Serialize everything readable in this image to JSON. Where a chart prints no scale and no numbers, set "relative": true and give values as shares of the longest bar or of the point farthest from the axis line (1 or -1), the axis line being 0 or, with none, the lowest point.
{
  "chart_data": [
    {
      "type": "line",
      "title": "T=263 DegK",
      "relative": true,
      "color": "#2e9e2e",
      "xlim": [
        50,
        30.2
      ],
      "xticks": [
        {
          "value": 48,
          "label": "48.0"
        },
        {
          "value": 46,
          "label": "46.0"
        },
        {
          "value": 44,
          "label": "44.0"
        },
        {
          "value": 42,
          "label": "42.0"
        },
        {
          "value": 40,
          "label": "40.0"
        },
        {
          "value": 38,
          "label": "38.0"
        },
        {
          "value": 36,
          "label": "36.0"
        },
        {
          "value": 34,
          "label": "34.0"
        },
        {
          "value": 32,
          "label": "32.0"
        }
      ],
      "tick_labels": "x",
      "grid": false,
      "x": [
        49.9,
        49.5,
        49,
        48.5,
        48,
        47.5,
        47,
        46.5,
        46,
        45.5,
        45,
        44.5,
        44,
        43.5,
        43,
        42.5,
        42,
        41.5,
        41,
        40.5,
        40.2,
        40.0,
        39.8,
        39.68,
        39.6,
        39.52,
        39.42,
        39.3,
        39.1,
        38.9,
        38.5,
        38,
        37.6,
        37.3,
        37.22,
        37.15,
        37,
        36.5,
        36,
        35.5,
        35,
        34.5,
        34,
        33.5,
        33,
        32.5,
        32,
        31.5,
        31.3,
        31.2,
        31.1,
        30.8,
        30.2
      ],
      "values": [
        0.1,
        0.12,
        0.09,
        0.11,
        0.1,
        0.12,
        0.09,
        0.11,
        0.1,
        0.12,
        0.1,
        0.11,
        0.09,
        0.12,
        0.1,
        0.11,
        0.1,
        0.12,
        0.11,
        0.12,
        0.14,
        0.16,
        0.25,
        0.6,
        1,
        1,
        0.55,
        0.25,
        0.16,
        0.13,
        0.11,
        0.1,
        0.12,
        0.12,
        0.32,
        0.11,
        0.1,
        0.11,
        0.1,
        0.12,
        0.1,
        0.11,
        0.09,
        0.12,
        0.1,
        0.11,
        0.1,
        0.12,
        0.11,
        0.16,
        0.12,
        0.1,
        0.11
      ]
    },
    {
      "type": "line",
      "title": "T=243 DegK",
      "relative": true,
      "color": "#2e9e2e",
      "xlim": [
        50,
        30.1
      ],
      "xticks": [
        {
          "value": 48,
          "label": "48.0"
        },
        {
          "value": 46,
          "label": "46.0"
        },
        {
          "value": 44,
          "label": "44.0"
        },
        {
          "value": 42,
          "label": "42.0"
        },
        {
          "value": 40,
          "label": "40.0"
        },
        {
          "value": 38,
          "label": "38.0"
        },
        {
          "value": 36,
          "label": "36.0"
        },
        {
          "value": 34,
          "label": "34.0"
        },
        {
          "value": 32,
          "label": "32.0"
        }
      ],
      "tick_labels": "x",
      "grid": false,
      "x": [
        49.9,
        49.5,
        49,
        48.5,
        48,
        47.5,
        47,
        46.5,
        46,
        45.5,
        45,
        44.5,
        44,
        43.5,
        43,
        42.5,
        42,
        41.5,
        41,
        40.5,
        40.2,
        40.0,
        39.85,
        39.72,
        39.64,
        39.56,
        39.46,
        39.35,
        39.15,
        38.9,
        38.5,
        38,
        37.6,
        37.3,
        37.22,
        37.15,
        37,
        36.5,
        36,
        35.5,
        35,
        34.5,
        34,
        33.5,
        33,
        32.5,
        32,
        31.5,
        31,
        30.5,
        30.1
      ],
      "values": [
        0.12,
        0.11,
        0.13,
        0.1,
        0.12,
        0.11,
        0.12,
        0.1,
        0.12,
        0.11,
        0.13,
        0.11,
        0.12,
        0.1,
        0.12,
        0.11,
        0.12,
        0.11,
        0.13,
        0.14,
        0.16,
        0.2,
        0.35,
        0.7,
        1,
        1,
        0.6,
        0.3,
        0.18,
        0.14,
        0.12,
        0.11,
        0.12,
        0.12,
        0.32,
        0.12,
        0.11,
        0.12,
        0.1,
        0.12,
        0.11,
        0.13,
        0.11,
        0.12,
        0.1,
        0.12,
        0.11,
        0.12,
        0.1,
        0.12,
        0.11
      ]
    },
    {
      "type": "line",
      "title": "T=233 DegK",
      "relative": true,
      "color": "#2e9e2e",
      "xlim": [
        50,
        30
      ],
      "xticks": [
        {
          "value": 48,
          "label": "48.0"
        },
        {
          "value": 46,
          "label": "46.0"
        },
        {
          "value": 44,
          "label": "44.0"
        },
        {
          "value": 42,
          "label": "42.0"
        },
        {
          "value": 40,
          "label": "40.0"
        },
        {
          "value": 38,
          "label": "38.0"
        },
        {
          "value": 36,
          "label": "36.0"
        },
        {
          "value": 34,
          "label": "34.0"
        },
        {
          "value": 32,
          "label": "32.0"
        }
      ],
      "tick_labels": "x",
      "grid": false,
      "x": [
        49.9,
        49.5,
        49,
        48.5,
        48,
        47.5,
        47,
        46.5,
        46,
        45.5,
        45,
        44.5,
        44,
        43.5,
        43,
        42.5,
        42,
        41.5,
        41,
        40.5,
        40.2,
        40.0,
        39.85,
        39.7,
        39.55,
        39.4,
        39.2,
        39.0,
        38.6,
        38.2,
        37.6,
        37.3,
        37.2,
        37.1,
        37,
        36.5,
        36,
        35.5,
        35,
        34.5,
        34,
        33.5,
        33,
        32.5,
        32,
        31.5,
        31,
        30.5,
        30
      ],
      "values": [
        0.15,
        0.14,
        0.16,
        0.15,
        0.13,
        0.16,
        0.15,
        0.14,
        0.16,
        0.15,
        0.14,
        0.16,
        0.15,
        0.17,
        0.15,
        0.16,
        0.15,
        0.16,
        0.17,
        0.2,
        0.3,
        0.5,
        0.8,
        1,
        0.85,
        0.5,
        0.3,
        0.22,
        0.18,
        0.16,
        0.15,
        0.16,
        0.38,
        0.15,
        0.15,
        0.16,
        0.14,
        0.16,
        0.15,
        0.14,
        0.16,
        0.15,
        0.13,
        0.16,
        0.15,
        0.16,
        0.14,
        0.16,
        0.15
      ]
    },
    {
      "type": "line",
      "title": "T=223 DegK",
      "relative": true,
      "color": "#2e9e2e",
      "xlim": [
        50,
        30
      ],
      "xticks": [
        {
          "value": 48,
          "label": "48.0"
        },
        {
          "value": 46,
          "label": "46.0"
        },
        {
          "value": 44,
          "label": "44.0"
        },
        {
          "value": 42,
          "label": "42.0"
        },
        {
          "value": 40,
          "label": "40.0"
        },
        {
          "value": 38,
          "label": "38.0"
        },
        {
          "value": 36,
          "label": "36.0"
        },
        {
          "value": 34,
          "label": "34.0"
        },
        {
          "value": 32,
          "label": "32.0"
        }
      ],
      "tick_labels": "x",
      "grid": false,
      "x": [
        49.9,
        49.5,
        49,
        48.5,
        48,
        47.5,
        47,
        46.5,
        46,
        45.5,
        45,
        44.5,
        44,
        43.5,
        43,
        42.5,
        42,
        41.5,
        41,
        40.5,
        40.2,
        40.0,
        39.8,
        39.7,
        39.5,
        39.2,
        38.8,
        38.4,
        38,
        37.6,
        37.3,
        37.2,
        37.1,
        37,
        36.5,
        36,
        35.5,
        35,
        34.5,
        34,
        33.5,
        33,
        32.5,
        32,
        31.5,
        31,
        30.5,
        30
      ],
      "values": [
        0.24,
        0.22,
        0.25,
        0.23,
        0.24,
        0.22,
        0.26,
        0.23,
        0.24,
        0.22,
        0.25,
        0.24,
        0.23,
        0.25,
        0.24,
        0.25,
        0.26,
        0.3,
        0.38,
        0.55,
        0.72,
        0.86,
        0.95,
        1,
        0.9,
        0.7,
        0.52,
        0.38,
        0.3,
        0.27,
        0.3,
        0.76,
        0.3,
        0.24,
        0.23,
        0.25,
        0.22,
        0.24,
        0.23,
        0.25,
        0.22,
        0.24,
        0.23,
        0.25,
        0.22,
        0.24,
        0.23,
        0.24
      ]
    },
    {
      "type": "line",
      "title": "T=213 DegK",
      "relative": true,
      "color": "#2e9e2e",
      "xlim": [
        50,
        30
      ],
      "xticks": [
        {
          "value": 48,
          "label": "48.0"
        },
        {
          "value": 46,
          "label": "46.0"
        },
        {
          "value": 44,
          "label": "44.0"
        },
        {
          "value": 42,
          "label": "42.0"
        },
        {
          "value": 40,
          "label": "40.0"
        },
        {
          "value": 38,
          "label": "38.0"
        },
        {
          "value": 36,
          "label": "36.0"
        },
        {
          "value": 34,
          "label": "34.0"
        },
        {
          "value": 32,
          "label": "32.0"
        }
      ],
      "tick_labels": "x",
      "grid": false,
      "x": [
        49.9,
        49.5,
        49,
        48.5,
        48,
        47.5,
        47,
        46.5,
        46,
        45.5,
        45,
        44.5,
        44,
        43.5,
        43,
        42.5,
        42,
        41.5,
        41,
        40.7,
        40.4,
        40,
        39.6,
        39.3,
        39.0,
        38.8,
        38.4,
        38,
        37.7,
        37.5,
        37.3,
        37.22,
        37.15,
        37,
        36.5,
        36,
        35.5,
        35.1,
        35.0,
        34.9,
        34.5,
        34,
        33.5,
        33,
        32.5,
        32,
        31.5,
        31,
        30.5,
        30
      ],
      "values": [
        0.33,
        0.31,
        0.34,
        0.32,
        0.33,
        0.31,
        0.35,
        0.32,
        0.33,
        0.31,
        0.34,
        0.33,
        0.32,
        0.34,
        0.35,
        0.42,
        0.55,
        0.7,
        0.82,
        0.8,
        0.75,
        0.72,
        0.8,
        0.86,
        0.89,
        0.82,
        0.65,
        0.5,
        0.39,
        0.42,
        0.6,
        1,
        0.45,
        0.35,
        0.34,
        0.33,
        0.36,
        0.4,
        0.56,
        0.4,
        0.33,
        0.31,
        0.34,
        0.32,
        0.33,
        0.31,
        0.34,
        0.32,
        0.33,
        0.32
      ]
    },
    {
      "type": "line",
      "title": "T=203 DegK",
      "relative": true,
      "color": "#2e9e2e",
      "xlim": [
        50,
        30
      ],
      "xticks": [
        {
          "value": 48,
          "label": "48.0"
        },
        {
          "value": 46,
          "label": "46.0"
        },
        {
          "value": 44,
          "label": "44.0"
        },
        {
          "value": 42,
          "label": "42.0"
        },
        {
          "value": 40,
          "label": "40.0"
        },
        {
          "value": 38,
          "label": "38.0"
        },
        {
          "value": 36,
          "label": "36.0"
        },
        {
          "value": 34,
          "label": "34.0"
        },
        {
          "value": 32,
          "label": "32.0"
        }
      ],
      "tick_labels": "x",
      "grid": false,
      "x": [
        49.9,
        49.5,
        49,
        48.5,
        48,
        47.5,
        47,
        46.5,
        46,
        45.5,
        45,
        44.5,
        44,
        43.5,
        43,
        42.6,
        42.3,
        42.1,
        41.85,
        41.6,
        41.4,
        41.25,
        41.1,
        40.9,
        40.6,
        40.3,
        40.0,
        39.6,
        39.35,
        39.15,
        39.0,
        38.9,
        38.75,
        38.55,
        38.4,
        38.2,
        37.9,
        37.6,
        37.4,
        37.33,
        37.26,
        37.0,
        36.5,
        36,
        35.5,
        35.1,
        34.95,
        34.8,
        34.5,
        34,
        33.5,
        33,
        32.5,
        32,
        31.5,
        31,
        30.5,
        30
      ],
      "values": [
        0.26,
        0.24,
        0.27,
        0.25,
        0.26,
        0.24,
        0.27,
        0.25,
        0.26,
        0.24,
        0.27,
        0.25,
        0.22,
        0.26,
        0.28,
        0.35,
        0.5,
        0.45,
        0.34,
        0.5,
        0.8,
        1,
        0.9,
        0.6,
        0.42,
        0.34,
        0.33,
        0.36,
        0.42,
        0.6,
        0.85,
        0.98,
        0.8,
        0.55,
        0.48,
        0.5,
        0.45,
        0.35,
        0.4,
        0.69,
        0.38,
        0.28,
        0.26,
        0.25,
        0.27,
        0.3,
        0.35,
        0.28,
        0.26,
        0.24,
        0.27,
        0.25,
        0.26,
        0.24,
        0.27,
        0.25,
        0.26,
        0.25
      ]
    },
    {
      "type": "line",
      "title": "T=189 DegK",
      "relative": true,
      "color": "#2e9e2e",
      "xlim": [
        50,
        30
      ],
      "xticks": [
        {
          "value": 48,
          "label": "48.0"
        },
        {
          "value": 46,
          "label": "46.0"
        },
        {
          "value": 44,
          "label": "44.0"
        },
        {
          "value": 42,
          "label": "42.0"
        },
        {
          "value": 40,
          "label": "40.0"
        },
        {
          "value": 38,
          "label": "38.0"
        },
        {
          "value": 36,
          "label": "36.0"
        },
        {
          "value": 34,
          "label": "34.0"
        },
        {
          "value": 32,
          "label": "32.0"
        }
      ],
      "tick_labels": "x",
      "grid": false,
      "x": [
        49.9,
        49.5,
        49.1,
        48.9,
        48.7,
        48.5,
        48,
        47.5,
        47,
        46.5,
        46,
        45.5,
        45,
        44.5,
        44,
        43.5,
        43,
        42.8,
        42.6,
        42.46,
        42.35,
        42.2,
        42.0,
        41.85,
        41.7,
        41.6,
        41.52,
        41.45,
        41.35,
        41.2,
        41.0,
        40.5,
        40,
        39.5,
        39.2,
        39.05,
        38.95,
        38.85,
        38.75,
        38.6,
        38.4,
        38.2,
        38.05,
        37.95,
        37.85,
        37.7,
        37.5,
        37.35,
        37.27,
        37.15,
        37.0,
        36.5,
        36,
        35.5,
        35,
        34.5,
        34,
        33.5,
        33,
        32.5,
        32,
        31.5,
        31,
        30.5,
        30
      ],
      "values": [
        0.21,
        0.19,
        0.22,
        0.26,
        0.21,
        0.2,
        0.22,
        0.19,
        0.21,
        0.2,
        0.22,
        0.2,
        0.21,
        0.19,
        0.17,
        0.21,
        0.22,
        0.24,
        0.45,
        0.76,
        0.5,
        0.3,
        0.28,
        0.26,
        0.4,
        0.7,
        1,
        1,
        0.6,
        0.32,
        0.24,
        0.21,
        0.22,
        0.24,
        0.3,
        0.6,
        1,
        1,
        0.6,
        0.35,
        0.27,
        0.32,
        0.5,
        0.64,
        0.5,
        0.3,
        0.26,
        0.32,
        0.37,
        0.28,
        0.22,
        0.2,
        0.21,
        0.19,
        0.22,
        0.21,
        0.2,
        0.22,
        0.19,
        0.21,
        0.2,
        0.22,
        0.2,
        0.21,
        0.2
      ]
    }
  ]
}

════════════════════

== Problem to work on ==
Check each line above for the word "title", and copy the lines where it appears.

== The completed task ==
      "title": "T=263 DegK",
      "title": "T=243 DegK",
      "title": "T=233 DegK",
      "title": "T=223 DegK",
      "title": "T=213 DegK",
      "title": "T=203 DegK",
      "title": "T=189 DegK",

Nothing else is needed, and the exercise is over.